• READING PASSAGE:
--- START ---
So you have problems if you want a precise answer, you want to display your answer, or if you want to use any of a large number of useful algorithms? That sounds like it’s quite easy to go wrong.
Just this week I watched someone discover that computing summary statistics in 32-bit on a large dataset is a bad idea. The computer science curricula needs to incorporate more computational science. It's a shame to charge someone tens of thousands of USD and to not warn them that floating point has some obvious footcanons.
> Just this week I watched someone discover that computing summary statistics in 32-bit on a large dataset is a bad idea. The computer science curricula needs to incorporate more computational science.
Sadly, I suspect too many "computer science" courses have turned into "vocational coding" courses, and now those people are computing summary statistics on large datasets in Javascript...
This! If I had to choose between the two snippets I would have taken the loop based one without a second though, because of its simplicity.
--- END ---
• GIVEN DATA:
--- START ---
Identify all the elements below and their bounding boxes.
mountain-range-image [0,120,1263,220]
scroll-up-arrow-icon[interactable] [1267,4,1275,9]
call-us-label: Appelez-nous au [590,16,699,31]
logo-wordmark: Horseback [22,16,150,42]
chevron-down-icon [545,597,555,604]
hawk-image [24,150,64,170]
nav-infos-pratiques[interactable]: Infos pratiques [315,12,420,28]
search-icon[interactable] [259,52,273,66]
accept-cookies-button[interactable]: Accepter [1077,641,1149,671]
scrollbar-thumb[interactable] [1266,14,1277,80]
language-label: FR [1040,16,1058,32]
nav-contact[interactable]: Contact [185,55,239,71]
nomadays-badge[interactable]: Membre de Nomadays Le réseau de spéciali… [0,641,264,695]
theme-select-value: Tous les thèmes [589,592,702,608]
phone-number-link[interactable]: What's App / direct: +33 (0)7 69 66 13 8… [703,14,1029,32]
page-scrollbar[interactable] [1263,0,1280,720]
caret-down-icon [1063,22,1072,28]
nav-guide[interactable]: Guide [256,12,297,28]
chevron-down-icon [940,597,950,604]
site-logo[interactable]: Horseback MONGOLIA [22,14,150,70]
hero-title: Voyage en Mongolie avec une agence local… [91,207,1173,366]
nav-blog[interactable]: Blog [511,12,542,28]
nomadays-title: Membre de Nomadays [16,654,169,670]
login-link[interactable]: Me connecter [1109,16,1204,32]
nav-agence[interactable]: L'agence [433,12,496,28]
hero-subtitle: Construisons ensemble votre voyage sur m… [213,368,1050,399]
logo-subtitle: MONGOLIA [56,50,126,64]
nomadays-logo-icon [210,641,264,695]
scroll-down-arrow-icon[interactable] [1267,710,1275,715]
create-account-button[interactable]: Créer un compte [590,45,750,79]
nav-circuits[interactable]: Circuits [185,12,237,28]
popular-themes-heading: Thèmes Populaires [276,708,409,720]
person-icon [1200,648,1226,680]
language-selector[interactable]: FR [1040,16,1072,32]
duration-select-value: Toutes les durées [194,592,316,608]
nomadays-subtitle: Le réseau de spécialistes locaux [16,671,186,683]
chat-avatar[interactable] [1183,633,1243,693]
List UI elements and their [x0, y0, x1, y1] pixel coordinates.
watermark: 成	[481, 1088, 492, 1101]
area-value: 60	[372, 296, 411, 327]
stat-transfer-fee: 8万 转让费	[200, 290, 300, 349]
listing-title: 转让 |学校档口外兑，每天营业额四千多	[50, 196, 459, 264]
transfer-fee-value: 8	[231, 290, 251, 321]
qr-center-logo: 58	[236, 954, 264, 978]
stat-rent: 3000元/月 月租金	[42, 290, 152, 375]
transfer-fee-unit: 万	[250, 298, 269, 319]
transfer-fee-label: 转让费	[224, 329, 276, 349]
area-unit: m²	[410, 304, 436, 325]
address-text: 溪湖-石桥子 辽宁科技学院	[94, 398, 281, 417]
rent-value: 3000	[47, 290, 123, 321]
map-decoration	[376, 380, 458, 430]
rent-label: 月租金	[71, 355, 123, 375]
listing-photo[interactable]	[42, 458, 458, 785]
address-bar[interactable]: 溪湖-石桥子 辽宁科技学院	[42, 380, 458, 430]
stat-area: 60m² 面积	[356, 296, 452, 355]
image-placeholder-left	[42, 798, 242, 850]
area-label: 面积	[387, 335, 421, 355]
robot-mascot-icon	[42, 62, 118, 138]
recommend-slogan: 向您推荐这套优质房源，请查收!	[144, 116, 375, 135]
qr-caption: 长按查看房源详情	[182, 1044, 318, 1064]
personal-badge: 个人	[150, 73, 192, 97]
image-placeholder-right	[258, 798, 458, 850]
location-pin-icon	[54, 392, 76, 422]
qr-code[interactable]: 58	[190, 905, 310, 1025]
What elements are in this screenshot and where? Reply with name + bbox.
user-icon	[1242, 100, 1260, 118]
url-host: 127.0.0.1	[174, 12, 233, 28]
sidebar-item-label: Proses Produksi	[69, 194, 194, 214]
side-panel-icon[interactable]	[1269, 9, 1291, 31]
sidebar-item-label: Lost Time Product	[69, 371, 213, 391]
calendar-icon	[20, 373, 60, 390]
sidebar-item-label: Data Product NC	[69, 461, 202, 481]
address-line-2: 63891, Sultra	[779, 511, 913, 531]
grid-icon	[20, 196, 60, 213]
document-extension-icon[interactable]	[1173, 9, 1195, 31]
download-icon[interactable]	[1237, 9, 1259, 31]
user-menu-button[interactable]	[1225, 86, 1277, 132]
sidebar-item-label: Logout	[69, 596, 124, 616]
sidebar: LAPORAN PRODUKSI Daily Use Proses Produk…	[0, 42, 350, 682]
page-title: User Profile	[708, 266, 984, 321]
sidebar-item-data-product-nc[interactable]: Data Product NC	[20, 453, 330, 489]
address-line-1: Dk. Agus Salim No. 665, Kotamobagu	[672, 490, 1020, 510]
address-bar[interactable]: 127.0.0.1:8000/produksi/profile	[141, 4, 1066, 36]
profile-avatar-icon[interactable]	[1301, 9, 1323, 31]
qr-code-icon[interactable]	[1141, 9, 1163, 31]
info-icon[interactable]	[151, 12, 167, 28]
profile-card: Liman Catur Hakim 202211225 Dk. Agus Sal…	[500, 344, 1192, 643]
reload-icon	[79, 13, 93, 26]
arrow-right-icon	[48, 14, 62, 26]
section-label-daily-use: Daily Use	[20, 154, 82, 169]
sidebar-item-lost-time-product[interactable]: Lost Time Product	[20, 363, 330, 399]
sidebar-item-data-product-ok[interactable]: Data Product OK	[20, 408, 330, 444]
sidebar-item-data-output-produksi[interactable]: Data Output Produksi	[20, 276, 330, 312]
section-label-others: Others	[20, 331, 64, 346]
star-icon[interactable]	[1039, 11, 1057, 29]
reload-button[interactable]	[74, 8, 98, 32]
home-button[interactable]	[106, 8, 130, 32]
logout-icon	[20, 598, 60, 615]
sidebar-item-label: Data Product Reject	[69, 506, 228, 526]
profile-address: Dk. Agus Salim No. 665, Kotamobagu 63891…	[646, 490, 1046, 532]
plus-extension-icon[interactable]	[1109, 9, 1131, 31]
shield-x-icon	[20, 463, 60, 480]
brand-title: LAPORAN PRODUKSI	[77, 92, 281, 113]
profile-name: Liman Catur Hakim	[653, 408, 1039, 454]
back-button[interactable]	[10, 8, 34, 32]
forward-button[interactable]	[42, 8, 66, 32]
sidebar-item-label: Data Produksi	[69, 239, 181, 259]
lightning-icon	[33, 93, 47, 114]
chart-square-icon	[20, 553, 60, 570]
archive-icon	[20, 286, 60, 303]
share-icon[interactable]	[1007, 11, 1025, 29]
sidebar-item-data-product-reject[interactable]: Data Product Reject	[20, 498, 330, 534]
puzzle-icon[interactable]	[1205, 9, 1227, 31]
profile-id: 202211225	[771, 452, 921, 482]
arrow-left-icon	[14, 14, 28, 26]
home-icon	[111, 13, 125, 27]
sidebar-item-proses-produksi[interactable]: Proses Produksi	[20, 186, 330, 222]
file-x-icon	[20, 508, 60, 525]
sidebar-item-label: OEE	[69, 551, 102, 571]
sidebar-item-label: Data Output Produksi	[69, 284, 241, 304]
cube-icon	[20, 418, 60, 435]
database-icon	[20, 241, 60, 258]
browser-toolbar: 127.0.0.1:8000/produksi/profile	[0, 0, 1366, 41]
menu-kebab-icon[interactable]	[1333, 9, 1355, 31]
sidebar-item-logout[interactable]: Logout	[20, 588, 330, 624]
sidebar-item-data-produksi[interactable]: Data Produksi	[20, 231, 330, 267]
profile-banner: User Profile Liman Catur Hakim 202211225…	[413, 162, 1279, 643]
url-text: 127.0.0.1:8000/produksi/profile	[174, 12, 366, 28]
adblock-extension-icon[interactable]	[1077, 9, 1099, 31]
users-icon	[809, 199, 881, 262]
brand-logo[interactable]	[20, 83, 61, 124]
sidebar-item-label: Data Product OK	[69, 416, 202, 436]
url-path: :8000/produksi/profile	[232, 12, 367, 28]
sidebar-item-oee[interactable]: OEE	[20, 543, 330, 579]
--- END ---
• WORK TO BE COMPLETED: Reproduce the comment thread about floating-point pitfalls above word for word, from start to finish.

• SOLVED EXERCISE:
So you have problems if you want a precise answer, you want to display your answer, or if you want to use any of a large number of useful algorithms? That sounds like it’s quite easy to go wrong.
Just this week I watched someone discover that computing summary statistics in 32-bit on a large dataset is a bad idea. The computer science curricula needs to incorporate more computational science. It's a shame to charge someone tens of thousands of USD and to not warn them that floating point has some obvious footcanons.
> Just this week I watched someone discover that computing summary statistics in 32-bit on a large dataset is a bad idea. The computer science curricula needs to incorporate more computational science.
Sadly, I suspect too many "computer science" courses have turned into "vocational coding" courses, and now those people are computing summary statistics on large datasets in Javascript...
This! If I had to choose between the two snippets I would have taken the loop based one without a second though, because of its simplicity.